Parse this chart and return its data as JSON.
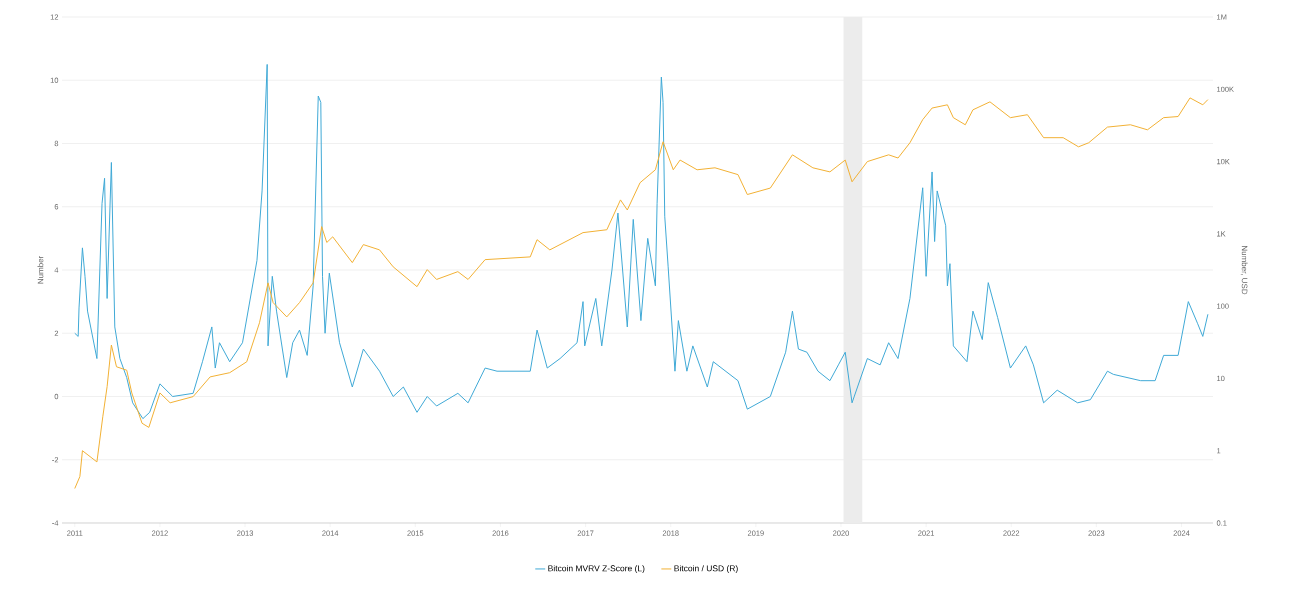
{
  "chart_data": {
    "type": "line",
    "ylabel": "Number",
    "y2label": "Number, USD",
    "xlim": [
      2010.85,
      2024.37
    ],
    "xticks": [
      2011,
      2012,
      2013,
      2014,
      2015,
      2016,
      2017,
      2018,
      2019,
      2020,
      2021,
      2022,
      2023,
      2024
    ],
    "ylim": [
      -4,
      12
    ],
    "yticks": [
      -4,
      -2,
      0,
      2,
      4,
      6,
      8,
      10,
      12
    ],
    "y2lim": [
      0.1,
      1000000
    ],
    "y2ticks": [
      0.1,
      1,
      10,
      100,
      {
        "value": 1000,
        "label": "1K"
      },
      {
        "value": 10000,
        "label": "10K"
      },
      {
        "value": 100000,
        "label": "100K"
      },
      {
        "value": 1000000,
        "label": "1M"
      }
    ],
    "log": "y2",
    "grid": "y",
    "legend": "bottom",
    "bands": [
      {
        "axis": "x",
        "from": 2020.03,
        "to": 2020.25,
        "color": "#ececec"
      }
    ],
    "series": [
      {
        "name": "Bitcoin MVRV Z-Score (L)",
        "color": "#3fa9d6",
        "axis": "y",
        "x": [
          2011.0,
          2011.04,
          2011.05,
          2011.09,
          2011.12,
          2011.15,
          2011.26,
          2011.32,
          2011.35,
          2011.38,
          2011.43,
          2011.47,
          2011.53,
          2011.61,
          2011.68,
          2011.8,
          2011.88,
          2012.0,
          2012.15,
          2012.39,
          2012.5,
          2012.61,
          2012.65,
          2012.7,
          2012.82,
          2012.97,
          2013.14,
          2013.2,
          2013.26,
          2013.27,
          2013.32,
          2013.37,
          2013.49,
          2013.56,
          2013.64,
          2013.73,
          2013.8,
          2013.86,
          2013.89,
          2013.91,
          2013.94,
          2013.99,
          2014.11,
          2014.26,
          2014.39,
          2014.58,
          2014.74,
          2014.86,
          2015.02,
          2015.14,
          2015.25,
          2015.5,
          2015.62,
          2015.82,
          2015.96,
          2016.35,
          2016.43,
          2016.55,
          2016.7,
          2016.9,
          2016.97,
          2016.99,
          2017.12,
          2017.19,
          2017.31,
          2017.38,
          2017.49,
          2017.56,
          2017.65,
          2017.73,
          2017.82,
          2017.84,
          2017.89,
          2017.91,
          2017.93,
          2017.97,
          2018.05,
          2018.09,
          2018.19,
          2018.26,
          2018.43,
          2018.5,
          2018.79,
          2018.9,
          2019.17,
          2019.35,
          2019.43,
          2019.5,
          2019.6,
          2019.73,
          2019.87,
          2019.97,
          2020.05,
          2020.13,
          2020.31,
          2020.46,
          2020.56,
          2020.67,
          2020.81,
          2020.96,
          2021.0,
          2021.07,
          2021.1,
          2021.13,
          2021.23,
          2021.25,
          2021.28,
          2021.32,
          2021.48,
          2021.55,
          2021.66,
          2021.73,
          2021.84,
          2021.99,
          2022.17,
          2022.26,
          2022.38,
          2022.54,
          2022.78,
          2022.93,
          2023.13,
          2023.2,
          2023.52,
          2023.69,
          2023.79,
          2023.96,
          2024.08,
          2024.19,
          2024.25,
          2024.31
        ],
        "values": [
          2.0,
          1.9,
          2.8,
          4.7,
          3.8,
          2.7,
          1.2,
          6.1,
          6.9,
          3.1,
          7.4,
          2.2,
          1.2,
          0.6,
          -0.2,
          -0.7,
          -0.5,
          0.4,
          0.0,
          0.1,
          1.1,
          2.2,
          0.9,
          1.7,
          1.1,
          1.7,
          4.3,
          6.5,
          10.5,
          1.6,
          3.8,
          2.7,
          0.6,
          1.7,
          2.1,
          1.3,
          3.5,
          9.5,
          9.3,
          3.8,
          2.0,
          3.9,
          1.7,
          0.3,
          1.5,
          0.8,
          0.0,
          0.3,
          -0.5,
          0.0,
          -0.3,
          0.1,
          -0.2,
          0.9,
          0.8,
          0.8,
          2.1,
          0.9,
          1.2,
          1.7,
          3.0,
          1.6,
          3.1,
          1.6,
          4.0,
          5.8,
          2.2,
          5.6,
          2.4,
          5.0,
          3.5,
          6.1,
          10.1,
          9.3,
          5.7,
          4.1,
          0.8,
          2.4,
          0.8,
          1.6,
          0.3,
          1.1,
          0.5,
          -0.4,
          0.0,
          1.4,
          2.7,
          1.5,
          1.4,
          0.8,
          0.5,
          1.0,
          1.4,
          -0.2,
          1.2,
          1.0,
          1.7,
          1.2,
          3.1,
          6.6,
          3.8,
          7.1,
          4.9,
          6.5,
          5.4,
          3.5,
          4.2,
          1.6,
          1.1,
          2.7,
          1.8,
          3.6,
          2.5,
          0.9,
          1.6,
          1.0,
          -0.2,
          0.2,
          -0.2,
          -0.1,
          0.8,
          0.7,
          0.5,
          0.5,
          1.3,
          1.3,
          3.0,
          2.3,
          1.9,
          2.6
        ]
      },
      {
        "name": "Bitcoin / USD (R)",
        "color": "#f2b134",
        "axis": "y2",
        "x": [
          2011.0,
          2011.06,
          2011.09,
          2011.26,
          2011.33,
          2011.38,
          2011.43,
          2011.49,
          2011.61,
          2011.67,
          2011.79,
          2011.87,
          2012.0,
          2012.12,
          2012.39,
          2012.59,
          2012.82,
          2013.02,
          2013.17,
          2013.27,
          2013.33,
          2013.49,
          2013.64,
          2013.8,
          2013.9,
          2013.96,
          2014.03,
          2014.26,
          2014.39,
          2014.58,
          2014.74,
          2015.02,
          2015.14,
          2015.25,
          2015.5,
          2015.62,
          2015.82,
          2016.35,
          2016.43,
          2016.58,
          2016.97,
          2017.25,
          2017.41,
          2017.49,
          2017.64,
          2017.82,
          2017.91,
          2018.03,
          2018.11,
          2018.31,
          2018.52,
          2018.79,
          2018.9,
          2019.17,
          2019.43,
          2019.67,
          2019.87,
          2020.05,
          2020.13,
          2020.31,
          2020.56,
          2020.67,
          2020.81,
          2020.96,
          2021.07,
          2021.25,
          2021.32,
          2021.46,
          2021.55,
          2021.75,
          2021.99,
          2022.19,
          2022.38,
          2022.61,
          2022.79,
          2022.91,
          2023.13,
          2023.4,
          2023.6,
          2023.79,
          2023.96,
          2024.1,
          2024.25,
          2024.31
        ],
        "values": [
          0.3,
          0.44,
          1.0,
          0.7,
          3,
          7.7,
          29,
          14.5,
          13,
          6.3,
          2.4,
          2.1,
          6.3,
          4.6,
          5.6,
          10.5,
          12,
          17,
          59,
          210,
          112,
          71,
          112,
          210,
          1260,
          760,
          910,
          400,
          710,
          600,
          350,
          186,
          320,
          234,
          300,
          234,
          440,
          480,
          830,
          600,
          1040,
          1140,
          2950,
          2140,
          5100,
          7700,
          18800,
          7700,
          10500,
          7700,
          8200,
          6600,
          3500,
          4300,
          12400,
          8200,
          7200,
          10500,
          5250,
          10000,
          12400,
          11200,
          18200,
          38000,
          55000,
          61000,
          40500,
          32300,
          52000,
          67000,
          40500,
          44500,
          21400,
          21400,
          16000,
          18200,
          30000,
          32300,
          27500,
          40500,
          42000,
          76000,
          61000,
          72000
        ]
      }
    ]
  }
}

#### Problem description
Leave out the pictures and return every record word for word.

#### Solution below
Parse this chart and return its data as JSON.
{
  "chart_data": {
    "type": "line",
    "ylabel": "Number",
    "y2label": "Number, USD",
    "xlim": [
      2010.85,
      2024.37
    ],
    "xticks": [
      2011,
      2012,
      2013,
      2014,
      2015,
      2016,
      2017,
      2018,
      2019,
      2020,
      2021,
      2022,
      2023,
      2024
    ],
    "ylim": [
      -4,
      12
    ],
    "yticks": [
      -4,
      -2,
      0,
      2,
      4,
      6,
      8,
      10,
      12
    ],
    "y2lim": [
      0.1,
      1000000
    ],
    "y2ticks": [
      0.1,
      1,
      10,
      100,
      {
        "value": 1000,
        "label": "1K"
      },
      {
        "value": 10000,
        "label": "10K"
      },
      {
        "value": 100000,
        "label": "100K"
      },
      {
        "value": 1000000,
        "label": "1M"
      }
    ],
    "log": "y2",
    "grid": "y",
    "legend": "bottom",
    "bands": [
      {
        "axis": "x",
        "from": 2020.03,
        "to": 2020.25,
        "color": "#ececec"
      }
    ],
    "series": [
      {
        "name": "Bitcoin MVRV Z-Score (L)",
        "color": "#3fa9d6",
        "axis": "y",
        "x": [
          2011.0,
          2011.04,
          2011.05,
          2011.09,
          2011.12,
          2011.15,
          2011.26,
          2011.32,
          2011.35,
          2011.38,
          2011.43,
          2011.47,
          2011.53,
          2011.61,
          2011.68,
          2011.8,
          2011.88,
          2012.0,
          2012.15,
          2012.39,
          2012.5,
          2012.61,
          2012.65,
          2012.7,
          2012.82,
          2012.97,
          2013.14,
          2013.2,
          2013.26,
          2013.27,
          2013.32,
          2013.37,
          2013.49,
          2013.56,
          2013.64,
          2013.73,
          2013.8,
          2013.86,
          2013.89,
          2013.91,
          2013.94,
          2013.99,
          2014.11,
          2014.26,
          2014.39,
          2014.58,
          2014.74,
          2014.86,
          2015.02,
          2015.14,
          2015.25,
          2015.5,
          2015.62,
          2015.82,
          2015.96,
          2016.35,
          2016.43,
          2016.55,
          2016.7,
          2016.9,
          2016.97,
          2016.99,
          2017.12,
          2017.19,
          2017.31,
          2017.38,
          2017.49,
          2017.56,
          2017.65,
          2017.73,
          2017.82,
          2017.84,
          2017.89,
          2017.91,
          2017.93,
          2017.97,
          2018.05,
          2018.09,
          2018.19,
          2018.26,
          2018.43,
          2018.5,
          2018.79,
          2018.9,
          2019.17,
          2019.35,
          2019.43,
          2019.5,
          2019.6,
          2019.73,
          2019.87,
          2019.97,
          2020.05,
          2020.13,
          2020.31,
          2020.46,
          2020.56,
          2020.67,
          2020.81,
          2020.96,
          2021.0,
          2021.07,
          2021.1,
          2021.13,
          2021.23,
          2021.25,
          2021.28,
          2021.32,
          2021.48,
          2021.55,
          2021.66,
          2021.73,
          2021.84,
          2021.99,
          2022.17,
          2022.26,
          2022.38,
          2022.54,
          2022.78,
          2022.93,
          2023.13,
          2023.2,
          2023.52,
          2023.69,
          2023.79,
          2023.96,
          2024.08,
          2024.19,
          2024.25,
          2024.31
        ],
        "values": [
          2.0,
          1.9,
          2.8,
          4.7,
          3.8,
          2.7,
          1.2,
          6.1,
          6.9,
          3.1,
          7.4,
          2.2,
          1.2,
          0.6,
          -0.2,
          -0.7,
          -0.5,
          0.4,
          0.0,
          0.1,
          1.1,
          2.2,
          0.9,
          1.7,
          1.1,
          1.7,
          4.3,
          6.5,
          10.5,
          1.6,
          3.8,
          2.7,
          0.6,
          1.7,
          2.1,
          1.3,
          3.5,
          9.5,
          9.3,
          3.8,
          2.0,
          3.9,
          1.7,
          0.3,
          1.5,
          0.8,
          0.0,
          0.3,
          -0.5,
          0.0,
          -0.3,
          0.1,
          -0.2,
          0.9,
          0.8,
          0.8,
          2.1,
          0.9,
          1.2,
          1.7,
          3.0,
          1.6,
          3.1,
          1.6,
          4.0,
          5.8,
          2.2,
          5.6,
          2.4,
          5.0,
          3.5,
          6.1,
          10.1,
          9.3,
          5.7,
          4.1,
          0.8,
          2.4,
          0.8,
          1.6,
          0.3,
          1.1,
          0.5,
          -0.4,
          0.0,
          1.4,
          2.7,
          1.5,
          1.4,
          0.8,
          0.5,
          1.0,
          1.4,
          -0.2,
          1.2,
          1.0,
          1.7,
          1.2,
          3.1,
          6.6,
          3.8,
          7.1,
          4.9,
          6.5,
          5.4,
          3.5,
          4.2,
          1.6,
          1.1,
          2.7,
          1.8,
          3.6,
          2.5,
          0.9,
          1.6,
          1.0,
          -0.2,
          0.2,
          -0.2,
          -0.1,
          0.8,
          0.7,
          0.5,
          0.5,
          1.3,
          1.3,
          3.0,
          2.3,
          1.9,
          2.6
        ]
      },
      {
        "name": "Bitcoin / USD (R)",
        "color": "#f2b134",
        "axis": "y2",
        "x": [
          2011.0,
          2011.06,
          2011.09,
          2011.26,
          2011.33,
          2011.38,
          2011.43,
          2011.49,
          2011.61,
          2011.67,
          2011.79,
          2011.87,
          2012.0,
          2012.12,
          2012.39,
          2012.59,
          2012.82,
          2013.02,
          2013.17,
          2013.27,
          2013.33,
          2013.49,
          2013.64,
          2013.8,
          2013.9,
          2013.96,
          2014.03,
          2014.26,
          2014.39,
          2014.58,
          2014.74,
          2015.02,
          2015.14,
          2015.25,
          2015.5,
          2015.62,
          2015.82,
          2016.35,
          2016.43,
          2016.58,
          2016.97,
          2017.25,
          2017.41,
          2017.49,
          2017.64,
          2017.82,
          2017.91,
          2018.03,
          2018.11,
          2018.31,
          2018.52,
          2018.79,
          2018.9,
          2019.17,
          2019.43,
          2019.67,
          2019.87,
          2020.05,
          2020.13,
          2020.31,
          2020.56,
          2020.67,
          2020.81,
          2020.96,
          2021.07,
          2021.25,
          2021.32,
          2021.46,
          2021.55,
          2021.75,
          2021.99,
          2022.19,
          2022.38,
          2022.61,
          2022.79,
          2022.91,
          2023.13,
          2023.4,
          2023.6,
          2023.79,
          2023.96,
          2024.1,
          2024.25,
          2024.31
        ],
        "values": [
          0.3,
          0.44,
          1.0,
          0.7,
          3,
          7.7,
          29,
          14.5,
          13,
          6.3,
          2.4,
          2.1,
          6.3,
          4.6,
          5.6,
          10.5,
          12,
          17,
          59,
          210,
          112,
          71,
          112,
          210,
          1260,
          760,
          910,
          400,
          710,
          600,
          350,
          186,
          320,
          234,
          300,
          234,
          440,
          480,
          830,
          600,
          1040,
          1140,
          2950,
          2140,
          5100,
          7700,
          18800,
          7700,
          10500,
          7700,
          8200,
          6600,
          3500,
          4300,
          12400,
          8200,
          7200,
          10500,
          5250,
          10000,
          12400,
          11200,
          18200,
          38000,
          55000,
          61000,
          40500,
          32300,
          52000,
          67000,
          40500,
          44500,
          21400,
          21400,
          16000,
          18200,
          30000,
          32300,
          27500,
          40500,
          42000,
          76000,
          61000,
          72000
        ]
      }
    ]
  }
}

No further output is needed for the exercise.